_BRIEF:_ From the listing below, copy every line with the word "page".

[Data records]

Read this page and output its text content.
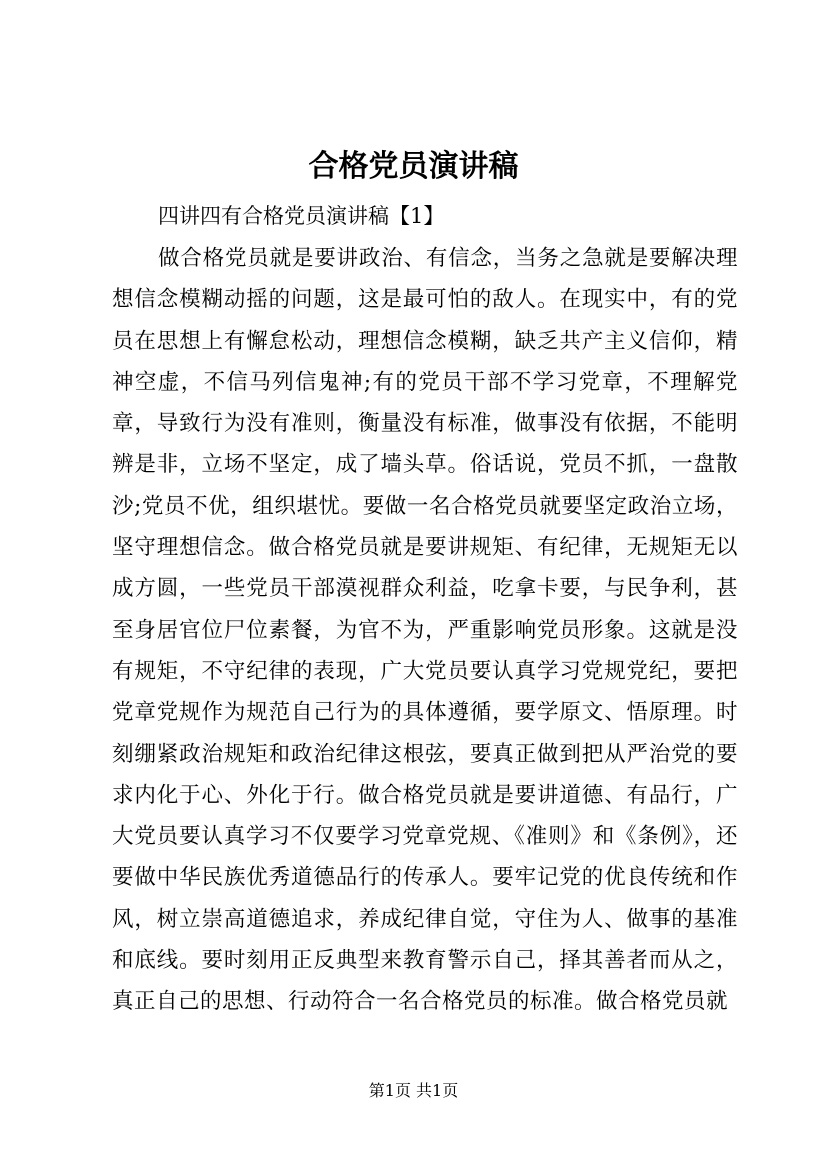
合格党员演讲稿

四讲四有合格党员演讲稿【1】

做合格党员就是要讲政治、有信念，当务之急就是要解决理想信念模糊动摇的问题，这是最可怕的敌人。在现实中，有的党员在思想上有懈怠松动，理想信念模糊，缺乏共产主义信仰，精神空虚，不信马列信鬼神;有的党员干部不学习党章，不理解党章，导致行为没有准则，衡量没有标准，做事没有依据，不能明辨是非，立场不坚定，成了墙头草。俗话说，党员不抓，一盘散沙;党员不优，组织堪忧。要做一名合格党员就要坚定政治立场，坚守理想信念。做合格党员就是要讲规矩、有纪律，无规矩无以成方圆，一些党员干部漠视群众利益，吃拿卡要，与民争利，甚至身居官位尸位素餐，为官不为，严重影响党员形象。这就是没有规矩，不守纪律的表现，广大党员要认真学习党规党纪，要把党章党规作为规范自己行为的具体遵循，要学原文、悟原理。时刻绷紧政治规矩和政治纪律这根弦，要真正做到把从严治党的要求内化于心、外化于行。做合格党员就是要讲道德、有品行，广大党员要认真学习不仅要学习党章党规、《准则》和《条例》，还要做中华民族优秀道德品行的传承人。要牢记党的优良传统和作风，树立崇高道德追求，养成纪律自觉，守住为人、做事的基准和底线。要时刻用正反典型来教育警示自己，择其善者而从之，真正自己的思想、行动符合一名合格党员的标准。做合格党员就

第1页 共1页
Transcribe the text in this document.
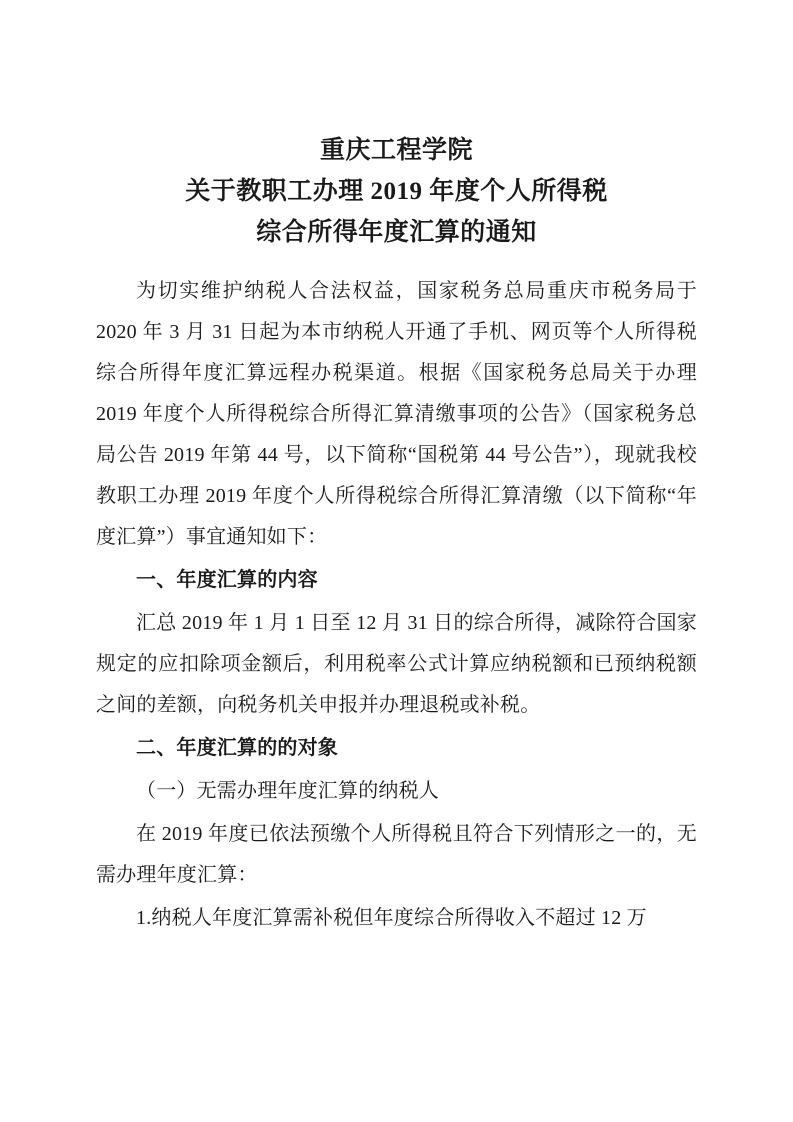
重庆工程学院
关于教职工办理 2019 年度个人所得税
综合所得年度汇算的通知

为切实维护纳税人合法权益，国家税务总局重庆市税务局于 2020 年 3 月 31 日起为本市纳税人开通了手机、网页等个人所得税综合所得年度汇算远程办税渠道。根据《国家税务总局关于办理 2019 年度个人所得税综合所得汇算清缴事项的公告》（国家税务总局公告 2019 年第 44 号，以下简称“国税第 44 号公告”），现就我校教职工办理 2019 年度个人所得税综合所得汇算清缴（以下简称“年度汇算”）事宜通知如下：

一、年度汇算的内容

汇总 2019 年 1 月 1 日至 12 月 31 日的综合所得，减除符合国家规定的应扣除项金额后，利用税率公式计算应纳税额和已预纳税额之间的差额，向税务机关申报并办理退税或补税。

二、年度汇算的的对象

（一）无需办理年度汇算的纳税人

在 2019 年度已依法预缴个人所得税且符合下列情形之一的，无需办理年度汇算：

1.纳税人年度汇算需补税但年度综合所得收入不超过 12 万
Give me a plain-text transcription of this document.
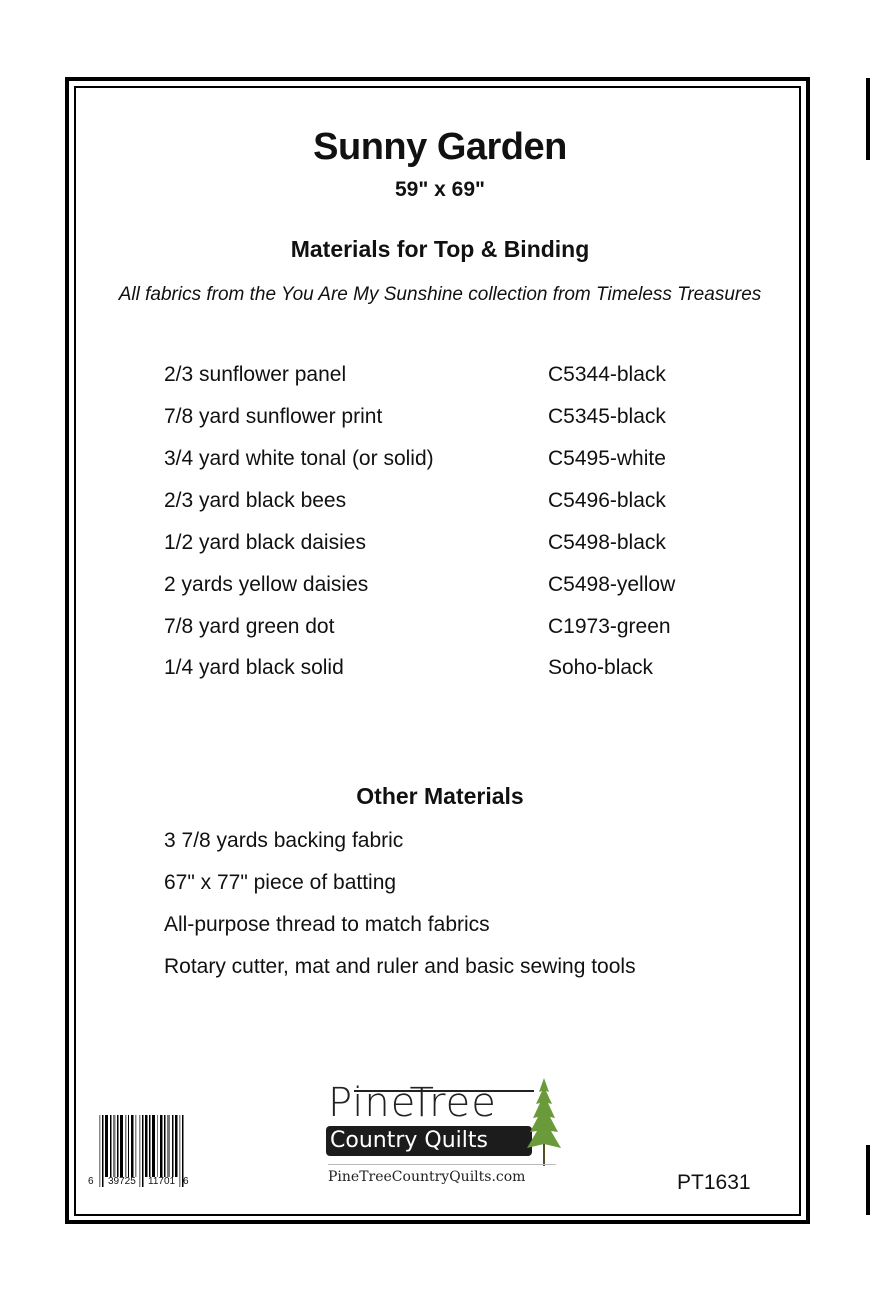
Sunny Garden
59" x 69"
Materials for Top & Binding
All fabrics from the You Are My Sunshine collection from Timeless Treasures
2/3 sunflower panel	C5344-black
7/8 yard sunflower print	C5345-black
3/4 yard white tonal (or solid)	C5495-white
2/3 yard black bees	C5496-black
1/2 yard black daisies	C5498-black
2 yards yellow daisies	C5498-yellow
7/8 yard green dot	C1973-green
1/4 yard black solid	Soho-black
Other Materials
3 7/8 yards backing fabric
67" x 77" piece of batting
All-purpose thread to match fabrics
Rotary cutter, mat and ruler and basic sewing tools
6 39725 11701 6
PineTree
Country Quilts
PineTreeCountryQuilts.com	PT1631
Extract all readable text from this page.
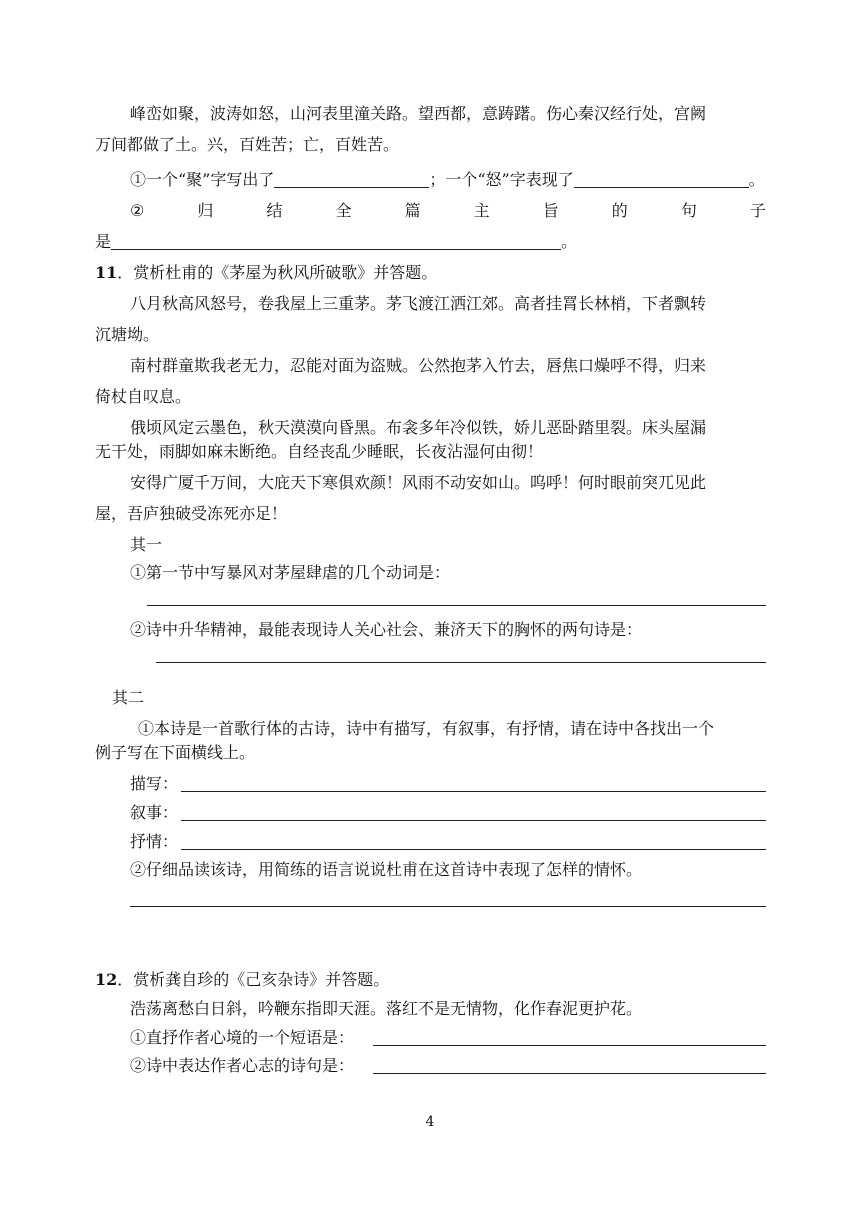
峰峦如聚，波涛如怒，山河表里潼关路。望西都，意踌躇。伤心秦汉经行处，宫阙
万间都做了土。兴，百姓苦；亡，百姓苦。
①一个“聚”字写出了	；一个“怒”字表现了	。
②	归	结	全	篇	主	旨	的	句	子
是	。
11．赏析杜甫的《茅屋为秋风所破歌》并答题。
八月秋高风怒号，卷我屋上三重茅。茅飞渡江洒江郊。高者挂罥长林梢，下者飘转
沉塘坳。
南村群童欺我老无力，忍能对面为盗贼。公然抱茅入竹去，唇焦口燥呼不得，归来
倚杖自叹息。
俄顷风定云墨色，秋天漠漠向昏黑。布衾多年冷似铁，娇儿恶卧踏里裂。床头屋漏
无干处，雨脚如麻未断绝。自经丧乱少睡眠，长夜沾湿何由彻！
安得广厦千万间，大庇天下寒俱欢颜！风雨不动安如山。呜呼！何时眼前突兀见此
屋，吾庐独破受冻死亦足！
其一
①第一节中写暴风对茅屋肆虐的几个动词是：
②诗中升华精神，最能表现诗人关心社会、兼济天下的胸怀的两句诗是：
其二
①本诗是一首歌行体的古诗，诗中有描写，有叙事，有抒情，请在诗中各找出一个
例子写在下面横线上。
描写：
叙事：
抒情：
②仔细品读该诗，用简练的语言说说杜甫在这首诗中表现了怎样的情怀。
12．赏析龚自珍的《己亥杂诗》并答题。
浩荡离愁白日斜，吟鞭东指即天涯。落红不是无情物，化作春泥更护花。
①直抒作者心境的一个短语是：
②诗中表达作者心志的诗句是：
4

_IN RESPONSE:_
Read this page and output its text content.
Extract all readable text from this page.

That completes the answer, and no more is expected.